Stored data -
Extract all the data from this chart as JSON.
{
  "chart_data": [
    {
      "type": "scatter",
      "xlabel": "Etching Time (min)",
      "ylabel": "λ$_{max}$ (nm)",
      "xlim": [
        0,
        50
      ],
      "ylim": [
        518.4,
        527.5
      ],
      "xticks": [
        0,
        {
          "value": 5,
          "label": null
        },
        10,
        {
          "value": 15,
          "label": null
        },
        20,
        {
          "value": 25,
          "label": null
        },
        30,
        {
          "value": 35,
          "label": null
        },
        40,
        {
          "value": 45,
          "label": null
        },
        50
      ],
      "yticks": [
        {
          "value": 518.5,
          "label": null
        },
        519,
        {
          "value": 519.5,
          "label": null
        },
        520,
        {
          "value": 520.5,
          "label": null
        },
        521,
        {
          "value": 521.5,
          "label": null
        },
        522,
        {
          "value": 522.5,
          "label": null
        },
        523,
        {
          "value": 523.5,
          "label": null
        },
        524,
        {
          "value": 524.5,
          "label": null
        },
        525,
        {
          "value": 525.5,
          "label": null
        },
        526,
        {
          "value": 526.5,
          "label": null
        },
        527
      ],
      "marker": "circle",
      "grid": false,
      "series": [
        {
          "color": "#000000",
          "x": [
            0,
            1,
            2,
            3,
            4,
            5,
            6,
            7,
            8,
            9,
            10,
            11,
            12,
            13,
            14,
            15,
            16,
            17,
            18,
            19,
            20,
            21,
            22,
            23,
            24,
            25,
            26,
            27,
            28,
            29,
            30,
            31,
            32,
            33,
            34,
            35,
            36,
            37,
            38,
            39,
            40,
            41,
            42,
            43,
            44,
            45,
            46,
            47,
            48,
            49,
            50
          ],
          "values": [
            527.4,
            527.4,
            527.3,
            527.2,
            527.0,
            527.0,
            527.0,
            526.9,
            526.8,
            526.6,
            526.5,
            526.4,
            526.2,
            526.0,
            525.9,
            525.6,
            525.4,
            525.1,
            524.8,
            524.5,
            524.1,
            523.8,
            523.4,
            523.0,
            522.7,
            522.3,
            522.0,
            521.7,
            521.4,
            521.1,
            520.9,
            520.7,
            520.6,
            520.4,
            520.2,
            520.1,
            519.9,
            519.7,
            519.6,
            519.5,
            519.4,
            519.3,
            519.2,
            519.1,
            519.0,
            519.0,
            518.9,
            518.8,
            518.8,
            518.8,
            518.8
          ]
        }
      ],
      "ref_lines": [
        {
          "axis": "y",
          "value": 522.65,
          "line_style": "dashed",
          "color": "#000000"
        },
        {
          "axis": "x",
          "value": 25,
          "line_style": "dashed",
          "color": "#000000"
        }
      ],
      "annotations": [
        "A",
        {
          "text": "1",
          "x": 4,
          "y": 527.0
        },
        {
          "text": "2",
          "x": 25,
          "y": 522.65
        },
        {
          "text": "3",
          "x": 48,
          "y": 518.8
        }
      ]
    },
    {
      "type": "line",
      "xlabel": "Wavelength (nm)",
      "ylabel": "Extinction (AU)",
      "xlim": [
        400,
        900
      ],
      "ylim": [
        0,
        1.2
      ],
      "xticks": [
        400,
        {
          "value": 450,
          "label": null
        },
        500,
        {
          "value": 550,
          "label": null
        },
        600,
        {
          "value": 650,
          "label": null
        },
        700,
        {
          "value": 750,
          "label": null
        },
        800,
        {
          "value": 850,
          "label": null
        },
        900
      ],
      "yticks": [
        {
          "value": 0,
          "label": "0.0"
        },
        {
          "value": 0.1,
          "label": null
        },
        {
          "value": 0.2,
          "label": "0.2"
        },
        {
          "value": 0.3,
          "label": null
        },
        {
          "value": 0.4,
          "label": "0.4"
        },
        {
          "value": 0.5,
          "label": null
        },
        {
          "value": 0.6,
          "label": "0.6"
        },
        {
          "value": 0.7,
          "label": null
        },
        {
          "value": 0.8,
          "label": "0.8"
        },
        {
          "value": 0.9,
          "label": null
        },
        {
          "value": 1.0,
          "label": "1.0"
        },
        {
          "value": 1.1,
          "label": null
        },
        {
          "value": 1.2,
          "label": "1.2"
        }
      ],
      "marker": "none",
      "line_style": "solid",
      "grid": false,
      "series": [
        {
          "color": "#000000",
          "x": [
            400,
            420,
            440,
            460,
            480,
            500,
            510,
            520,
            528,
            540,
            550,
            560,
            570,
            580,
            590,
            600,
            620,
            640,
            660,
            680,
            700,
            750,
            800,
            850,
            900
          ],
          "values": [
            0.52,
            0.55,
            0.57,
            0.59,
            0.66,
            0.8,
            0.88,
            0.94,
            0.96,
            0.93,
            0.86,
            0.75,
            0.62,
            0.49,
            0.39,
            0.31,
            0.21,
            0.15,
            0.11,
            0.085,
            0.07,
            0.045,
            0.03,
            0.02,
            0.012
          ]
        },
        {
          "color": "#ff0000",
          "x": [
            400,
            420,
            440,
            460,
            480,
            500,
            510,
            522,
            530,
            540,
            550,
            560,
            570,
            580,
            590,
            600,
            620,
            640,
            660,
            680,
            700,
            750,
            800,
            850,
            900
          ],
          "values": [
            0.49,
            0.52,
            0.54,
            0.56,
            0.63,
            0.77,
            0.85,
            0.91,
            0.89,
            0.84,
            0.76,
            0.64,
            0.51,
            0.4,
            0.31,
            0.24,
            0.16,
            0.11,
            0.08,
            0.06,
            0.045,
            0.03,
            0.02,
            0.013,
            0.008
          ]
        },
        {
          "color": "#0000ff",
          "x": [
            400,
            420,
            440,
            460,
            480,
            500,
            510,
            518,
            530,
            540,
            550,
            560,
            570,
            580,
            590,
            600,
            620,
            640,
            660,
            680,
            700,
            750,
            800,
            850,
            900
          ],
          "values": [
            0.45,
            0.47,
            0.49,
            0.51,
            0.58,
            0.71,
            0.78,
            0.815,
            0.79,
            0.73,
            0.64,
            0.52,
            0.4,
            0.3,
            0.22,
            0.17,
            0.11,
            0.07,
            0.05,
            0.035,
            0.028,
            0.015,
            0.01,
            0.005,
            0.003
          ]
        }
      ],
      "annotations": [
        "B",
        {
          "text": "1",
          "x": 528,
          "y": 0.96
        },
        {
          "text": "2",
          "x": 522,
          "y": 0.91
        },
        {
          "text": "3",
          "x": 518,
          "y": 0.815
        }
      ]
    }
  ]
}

Exercise brief -
Each line of the material should be duplicated exactly, please.

Task result -
Extract all the data from this chart as JSON.
{
  "chart_data": [
    {
      "type": "scatter",
      "xlabel": "Etching Time (min)",
      "ylabel": "λ$_{max}$ (nm)",
      "xlim": [
        0,
        50
      ],
      "ylim": [
        518.4,
        527.5
      ],
      "xticks": [
        0,
        {
          "value": 5,
          "label": null
        },
        10,
        {
          "value": 15,
          "label": null
        },
        20,
        {
          "value": 25,
          "label": null
        },
        30,
        {
          "value": 35,
          "label": null
        },
        40,
        {
          "value": 45,
          "label": null
        },
        50
      ],
      "yticks": [
        {
          "value": 518.5,
          "label": null
        },
        519,
        {
          "value": 519.5,
          "label": null
        },
        520,
        {
          "value": 520.5,
          "label": null
        },
        521,
        {
          "value": 521.5,
          "label": null
        },
        522,
        {
          "value": 522.5,
          "label": null
        },
        523,
        {
          "value": 523.5,
          "label": null
        },
        524,
        {
          "value": 524.5,
          "label": null
        },
        525,
        {
          "value": 525.5,
          "label": null
        },
        526,
        {
          "value": 526.5,
          "label": null
        },
        527
      ],
      "marker": "circle",
      "grid": false,
      "series": [
        {
          "color": "#000000",
          "x": [
            0,
            1,
            2,
            3,
            4,
            5,
            6,
            7,
            8,
            9,
            10,
            11,
            12,
            13,
            14,
            15,
            16,
            17,
            18,
            19,
            20,
            21,
            22,
            23,
            24,
            25,
            26,
            27,
            28,
            29,
            30,
            31,
            32,
            33,
            34,
            35,
            36,
            37,
            38,
            39,
            40,
            41,
            42,
            43,
            44,
            45,
            46,
            47,
            48,
            49,
            50
          ],
          "values": [
            527.4,
            527.4,
            527.3,
            527.2,
            527.0,
            527.0,
            527.0,
            526.9,
            526.8,
            526.6,
            526.5,
            526.4,
            526.2,
            526.0,
            525.9,
            525.6,
            525.4,
            525.1,
            524.8,
            524.5,
            524.1,
            523.8,
            523.4,
            523.0,
            522.7,
            522.3,
            522.0,
            521.7,
            521.4,
            521.1,
            520.9,
            520.7,
            520.6,
            520.4,
            520.2,
            520.1,
            519.9,
            519.7,
            519.6,
            519.5,
            519.4,
            519.3,
            519.2,
            519.1,
            519.0,
            519.0,
            518.9,
            518.8,
            518.8,
            518.8,
            518.8
          ]
        }
      ],
      "ref_lines": [
        {
          "axis": "y",
          "value": 522.65,
          "line_style": "dashed",
          "color": "#000000"
        },
        {
          "axis": "x",
          "value": 25,
          "line_style": "dashed",
          "color": "#000000"
        }
      ],
      "annotations": [
        "A",
        {
          "text": "1",
          "x": 4,
          "y": 527.0
        },
        {
          "text": "2",
          "x": 25,
          "y": 522.65
        },
        {
          "text": "3",
          "x": 48,
          "y": 518.8
        }
      ]
    },
    {
      "type": "line",
      "xlabel": "Wavelength (nm)",
      "ylabel": "Extinction (AU)",
      "xlim": [
        400,
        900
      ],
      "ylim": [
        0,
        1.2
      ],
      "xticks": [
        400,
        {
          "value": 450,
          "label": null
        },
        500,
        {
          "value": 550,
          "label": null
        },
        600,
        {
          "value": 650,
          "label": null
        },
        700,
        {
          "value": 750,
          "label": null
        },
        800,
        {
          "value": 850,
          "label": null
        },
        900
      ],
      "yticks": [
        {
          "value": 0,
          "label": "0.0"
        },
        {
          "value": 0.1,
          "label": null
        },
        {
          "value": 0.2,
          "label": "0.2"
        },
        {
          "value": 0.3,
          "label": null
        },
        {
          "value": 0.4,
          "label": "0.4"
        },
        {
          "value": 0.5,
          "label": null
        },
        {
          "value": 0.6,
          "label": "0.6"
        },
        {
          "value": 0.7,
          "label": null
        },
        {
          "value": 0.8,
          "label": "0.8"
        },
        {
          "value": 0.9,
          "label": null
        },
        {
          "value": 1.0,
          "label": "1.0"
        },
        {
          "value": 1.1,
          "label": null
        },
        {
          "value": 1.2,
          "label": "1.2"
        }
      ],
      "marker": "none",
      "line_style": "solid",
      "grid": false,
      "series": [
        {
          "color": "#000000",
          "x": [
            400,
            420,
            440,
            460,
            480,
            500,
            510,
            520,
            528,
            540,
            550,
            560,
            570,
            580,
            590,
            600,
            620,
            640,
            660,
            680,
            700,
            750,
            800,
            850,
            900
          ],
          "values": [
            0.52,
            0.55,
            0.57,
            0.59,
            0.66,
            0.8,
            0.88,
            0.94,
            0.96,
            0.93,
            0.86,
            0.75,
            0.62,
            0.49,
            0.39,
            0.31,
            0.21,
            0.15,
            0.11,
            0.085,
            0.07,
            0.045,
            0.03,
            0.02,
            0.012
          ]
        },
        {
          "color": "#ff0000",
          "x": [
            400,
            420,
            440,
            460,
            480,
            500,
            510,
            522,
            530,
            540,
            550,
            560,
            570,
            580,
            590,
            600,
            620,
            640,
            660,
            680,
            700,
            750,
            800,
            850,
            900
          ],
          "values": [
            0.49,
            0.52,
            0.54,
            0.56,
            0.63,
            0.77,
            0.85,
            0.91,
            0.89,
            0.84,
            0.76,
            0.64,
            0.51,
            0.4,
            0.31,
            0.24,
            0.16,
            0.11,
            0.08,
            0.06,
            0.045,
            0.03,
            0.02,
            0.013,
            0.008
          ]
        },
        {
          "color": "#0000ff",
          "x": [
            400,
            420,
            440,
            460,
            480,
            500,
            510,
            518,
            530,
            540,
            550,
            560,
            570,
            580,
            590,
            600,
            620,
            640,
            660,
            680,
            700,
            750,
            800,
            850,
            900
          ],
          "values": [
            0.45,
            0.47,
            0.49,
            0.51,
            0.58,
            0.71,
            0.78,
            0.815,
            0.79,
            0.73,
            0.64,
            0.52,
            0.4,
            0.3,
            0.22,
            0.17,
            0.11,
            0.07,
            0.05,
            0.035,
            0.028,
            0.015,
            0.01,
            0.005,
            0.003
          ]
        }
      ],
      "annotations": [
        "B",
        {
          "text": "1",
          "x": 528,
          "y": 0.96
        },
        {
          "text": "2",
          "x": 522,
          "y": 0.91
        },
        {
          "text": "3",
          "x": 518,
          "y": 0.815
        }
      ]
    }
  ]
}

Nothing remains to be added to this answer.